What the task requires: Take the material and output all of it exactly.

---

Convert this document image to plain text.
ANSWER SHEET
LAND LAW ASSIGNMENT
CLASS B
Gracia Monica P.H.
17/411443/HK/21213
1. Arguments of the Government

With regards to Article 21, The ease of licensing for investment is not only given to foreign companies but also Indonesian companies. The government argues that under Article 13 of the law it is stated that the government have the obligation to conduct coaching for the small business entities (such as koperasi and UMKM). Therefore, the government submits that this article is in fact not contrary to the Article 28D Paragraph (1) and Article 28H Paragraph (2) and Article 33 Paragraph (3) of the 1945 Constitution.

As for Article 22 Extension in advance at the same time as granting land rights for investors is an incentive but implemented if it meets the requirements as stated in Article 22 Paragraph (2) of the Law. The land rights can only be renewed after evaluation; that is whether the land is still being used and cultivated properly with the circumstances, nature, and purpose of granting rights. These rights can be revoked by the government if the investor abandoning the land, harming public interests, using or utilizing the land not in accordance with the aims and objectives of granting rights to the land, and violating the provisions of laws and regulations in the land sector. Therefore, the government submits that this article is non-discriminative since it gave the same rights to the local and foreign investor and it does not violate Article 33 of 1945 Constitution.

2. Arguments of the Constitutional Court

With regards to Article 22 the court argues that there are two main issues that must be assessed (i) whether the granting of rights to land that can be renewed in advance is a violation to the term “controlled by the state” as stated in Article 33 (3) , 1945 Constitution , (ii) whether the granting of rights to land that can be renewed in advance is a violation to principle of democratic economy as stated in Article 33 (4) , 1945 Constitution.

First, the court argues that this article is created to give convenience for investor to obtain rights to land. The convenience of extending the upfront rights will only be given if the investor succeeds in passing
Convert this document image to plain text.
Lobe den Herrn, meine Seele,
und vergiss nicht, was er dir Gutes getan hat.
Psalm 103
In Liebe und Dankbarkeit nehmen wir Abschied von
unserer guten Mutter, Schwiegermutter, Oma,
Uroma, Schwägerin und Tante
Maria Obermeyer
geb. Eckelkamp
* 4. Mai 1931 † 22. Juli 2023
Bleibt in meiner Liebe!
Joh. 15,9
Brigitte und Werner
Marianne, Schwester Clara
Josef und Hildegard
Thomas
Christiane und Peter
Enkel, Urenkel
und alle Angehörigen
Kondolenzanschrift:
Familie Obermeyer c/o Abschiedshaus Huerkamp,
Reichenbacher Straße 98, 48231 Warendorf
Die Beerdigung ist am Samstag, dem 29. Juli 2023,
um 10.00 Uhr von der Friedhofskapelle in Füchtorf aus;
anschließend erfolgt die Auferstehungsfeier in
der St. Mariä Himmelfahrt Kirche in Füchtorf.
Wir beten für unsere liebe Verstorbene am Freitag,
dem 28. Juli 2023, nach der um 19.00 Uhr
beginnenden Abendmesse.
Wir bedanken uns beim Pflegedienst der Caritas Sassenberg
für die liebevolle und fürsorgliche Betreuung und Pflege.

---

Exercise output:
Convert this document image to plain text.
ANSWER SHEET
LAND LAW ASSIGNMENT
CLASS B
Gracia Monica P.H.
17/411443/HK/21213
1. Arguments of the Government

With regards to Article 21, The ease of licensing for investment is not only given to foreign companies but also Indonesian companies. The government argues that under Article 13 of the law it is stated that the government have the obligation to conduct coaching for the small business entities (such as koperasi and UMKM). Therefore, the government submits that this article is in fact not contrary to the Article 28D Paragraph (1) and Article 28H Paragraph (2) and Article 33 Paragraph (3) of the 1945 Constitution.

As for Article 22 Extension in advance at the same time as granting land rights for investors is an incentive but implemented if it meets the requirements as stated in Article 22 Paragraph (2) of the Law. The land rights can only be renewed after evaluation; that is whether the land is still being used and cultivated properly with the circumstances, nature, and purpose of granting rights. These rights can be revoked by the government if the investor abandoning the land, harming public interests, using or utilizing the land not in accordance with the aims and objectives of granting rights to the land, and violating the provisions of laws and regulations in the land sector. Therefore, the government submits that this article is non-discriminative since it gave the same rights to the local and foreign investor and it does not violate Article 33 of 1945 Constitution.

2. Arguments of the Constitutional Court

With regards to Article 22 the court argues that there are two main issues that must be assessed (i) whether the granting of rights to land that can be renewed in advance is a violation to the term “controlled by the state” as stated in Article 33 (3) , 1945 Constitution , (ii) whether the granting of rights to land that can be renewed in advance is a violation to principle of democratic economy as stated in Article 33 (4) , 1945 Constitution.

First, the court argues that this article is created to give convenience for investor to obtain rights to land. The convenience of extending the upfront rights will only be given if the investor succeeds in passing
Convert this document image to plain text.
Lobe den Herrn, meine Seele,
und vergiss nicht, was er dir Gutes getan hat.
Psalm 103
In Liebe und Dankbarkeit nehmen wir Abschied von
unserer guten Mutter, Schwiegermutter, Oma,
Uroma, Schwägerin und Tante
Maria Obermeyer
geb. Eckelkamp
* 4. Mai 1931 † 22. Juli 2023
Bleibt in meiner Liebe!
Joh. 15,9
Brigitte und Werner
Marianne, Schwester Clara
Josef und Hildegard
Thomas
Christiane und Peter
Enkel, Urenkel
und alle Angehörigen
Kondolenzanschrift:
Familie Obermeyer c/o Abschiedshaus Huerkamp,
Reichenbacher Straße 98, 48231 Warendorf
Die Beerdigung ist am Samstag, dem 29. Juli 2023,
um 10.00 Uhr von der Friedhofskapelle in Füchtorf aus;
anschließend erfolgt die Auferstehungsfeier in
der St. Mariä Himmelfahrt Kirche in Füchtorf.
Wir beten für unsere liebe Verstorbene am Freitag,
dem 28. Juli 2023, nach der um 19.00 Uhr
beginnenden Abendmesse.
Wir bedanken uns beim Pflegedienst der Caritas Sassenberg
für die liebevolle und fürsorgliche Betreuung und Pflege.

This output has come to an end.